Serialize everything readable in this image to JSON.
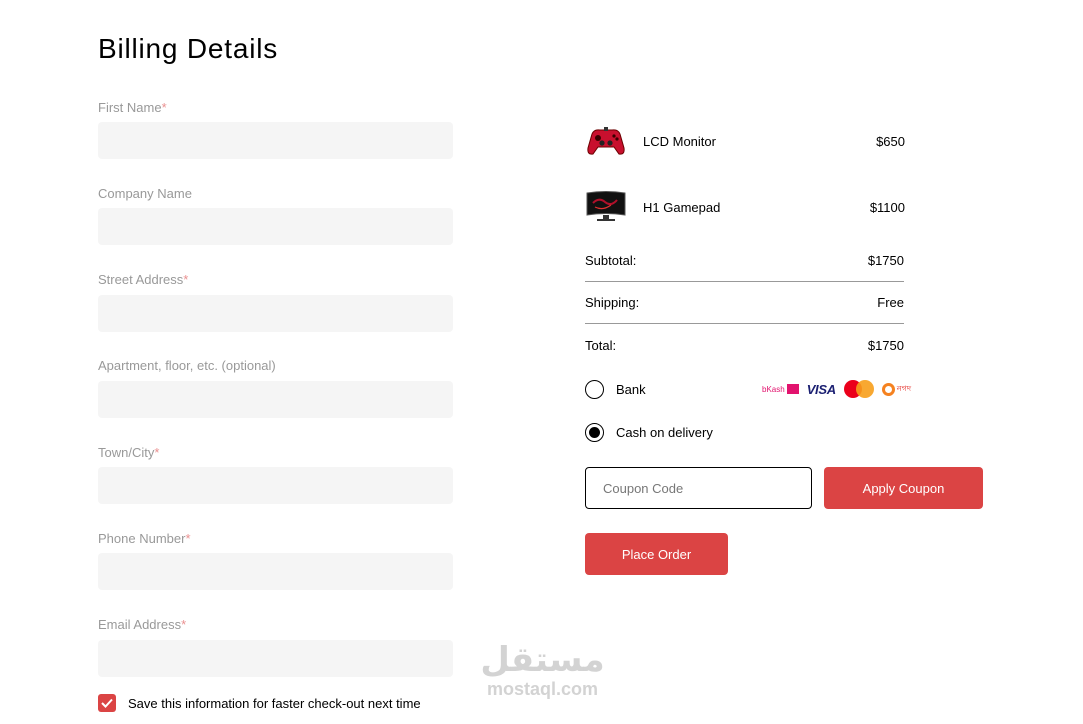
{
  "page_title": "Billing Details",
  "form": {
    "fields": [
      {
        "label": "First Name",
        "required": true,
        "value": ""
      },
      {
        "label": "Company Name",
        "required": false,
        "value": ""
      },
      {
        "label": "Street Address",
        "required": true,
        "value": ""
      },
      {
        "label": "Apartment, floor, etc. (optional)",
        "required": false,
        "value": ""
      },
      {
        "label": "Town/City",
        "required": true,
        "value": ""
      },
      {
        "label": "Phone Number",
        "required": true,
        "value": ""
      },
      {
        "label": "Email Address",
        "required": true,
        "value": ""
      }
    ],
    "required_mark": "*",
    "save_info": {
      "label": "Save this information for faster check-out next time",
      "checked": true
    }
  },
  "order": {
    "products": [
      {
        "name": "LCD Monitor",
        "price": "$650",
        "icon": "gamepad-icon"
      },
      {
        "name": "H1 Gamepad",
        "price": "$1100",
        "icon": "monitor-icon"
      }
    ],
    "subtotal": {
      "label": "Subtotal:",
      "value": "$1750"
    },
    "shipping": {
      "label": "Shipping:",
      "value": "Free"
    },
    "total": {
      "label": "Total:",
      "value": "$1750"
    }
  },
  "payment": {
    "options": [
      {
        "label": "Bank",
        "selected": false
      },
      {
        "label": "Cash on delivery",
        "selected": true
      }
    ],
    "logos": {
      "bkash": "bKash",
      "visa": "VISA",
      "mastercard": "mastercard",
      "nagad": "নগদ"
    }
  },
  "coupon": {
    "placeholder": "Coupon Code",
    "value": "",
    "apply_label": "Apply Coupon"
  },
  "place_order_label": "Place Order",
  "watermark": {
    "arabic": "مستقل",
    "latin": "mostaql.com"
  },
  "colors": {
    "accent": "#DB4444",
    "input_bg": "#F5F5F5",
    "label_gray": "#999999"
  }
}
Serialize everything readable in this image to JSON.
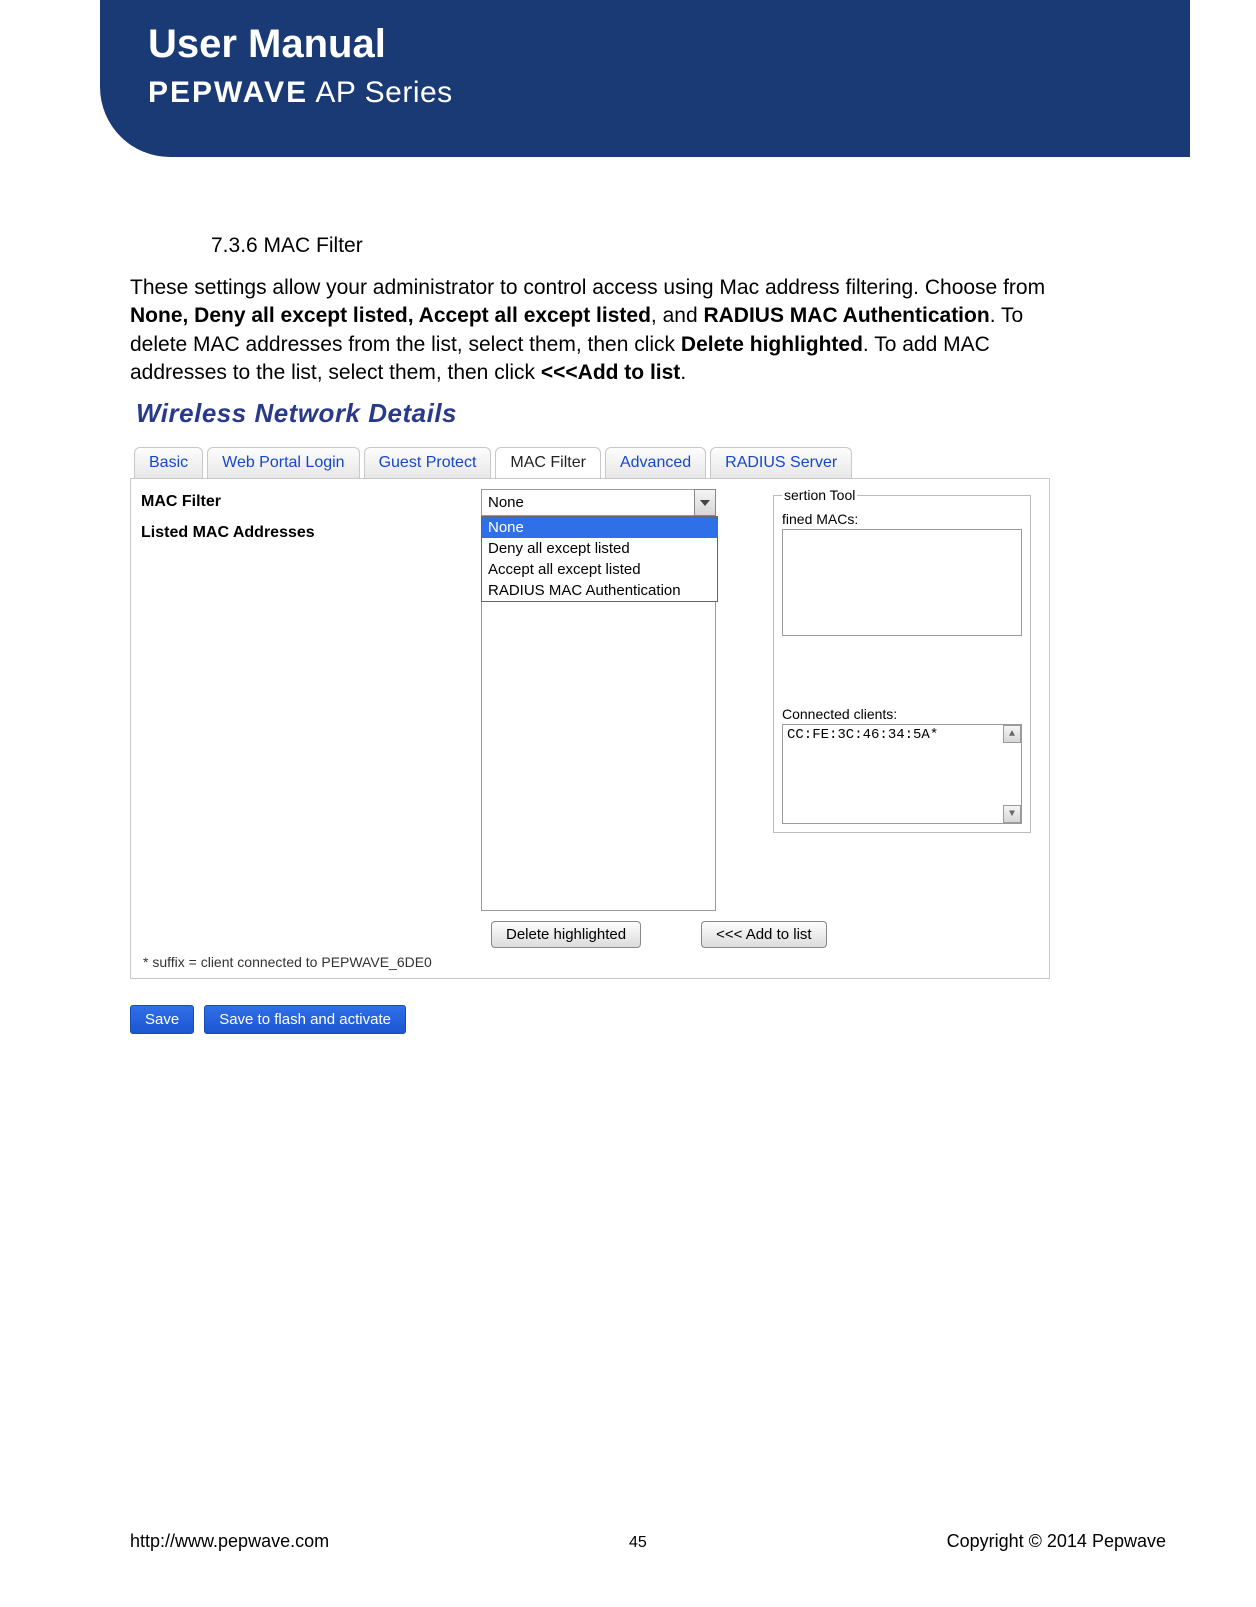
{
  "header": {
    "title": "User Manual",
    "brand_strong": "PEPWAVE",
    "brand_thin": " AP Series"
  },
  "section": {
    "heading": "7.3.6 MAC Filter",
    "para_plain_1": "These settings allow your administrator to control access using Mac address filtering. Choose from ",
    "para_bold_1": "None, Deny all except listed, Accept all except listed",
    "para_plain_2": ", and ",
    "para_bold_2": "RADIUS MAC Authentication",
    "para_plain_3": ". To delete MAC addresses from the list, select them, then click ",
    "para_bold_3": "Delete highlighted",
    "para_plain_4": ". To add MAC addresses to the list, select them, then click ",
    "para_bold_4": "<<<Add to list",
    "para_plain_5": "."
  },
  "screenshot": {
    "title": "Wireless Network Details",
    "tabs": {
      "basic": "Basic",
      "web_portal": "Web Portal Login",
      "guest_protect": "Guest Protect",
      "mac_filter": "MAC Filter",
      "advanced": "Advanced",
      "radius": "RADIUS Server"
    },
    "labels": {
      "mac_filter": "MAC Filter",
      "listed_macs": "Listed MAC Addresses"
    },
    "select": {
      "current": "None",
      "options": {
        "none": "None",
        "deny": "Deny all except listed",
        "accept": "Accept all except listed",
        "radius": "RADIUS MAC Authentication"
      }
    },
    "tool": {
      "legend_partial": "sertion Tool",
      "defined_partial": "fined MACs:",
      "connected_label": "Connected clients:",
      "client_entry": "CC:FE:3C:46:34:5A*"
    },
    "buttons": {
      "delete": "Delete highlighted",
      "add": "<<< Add to list",
      "save": "Save",
      "save_flash": "Save to flash and activate"
    },
    "footnote": "* suffix = client connected to PEPWAVE_6DE0"
  },
  "footer": {
    "url": "http://www.pepwave.com",
    "page_number": "45",
    "copyright_pre": "Copyright  ©  ",
    "copyright_year": "2014",
    "copyright_post": "  Pepwave"
  }
}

What is needed: Scan the records above for the string "Accept", then select every line that holds it.

Solution to the exercise:
    "para_bold_1": "None, Deny all except listed, Accept all except listed",
        "accept": "Accept all except listed",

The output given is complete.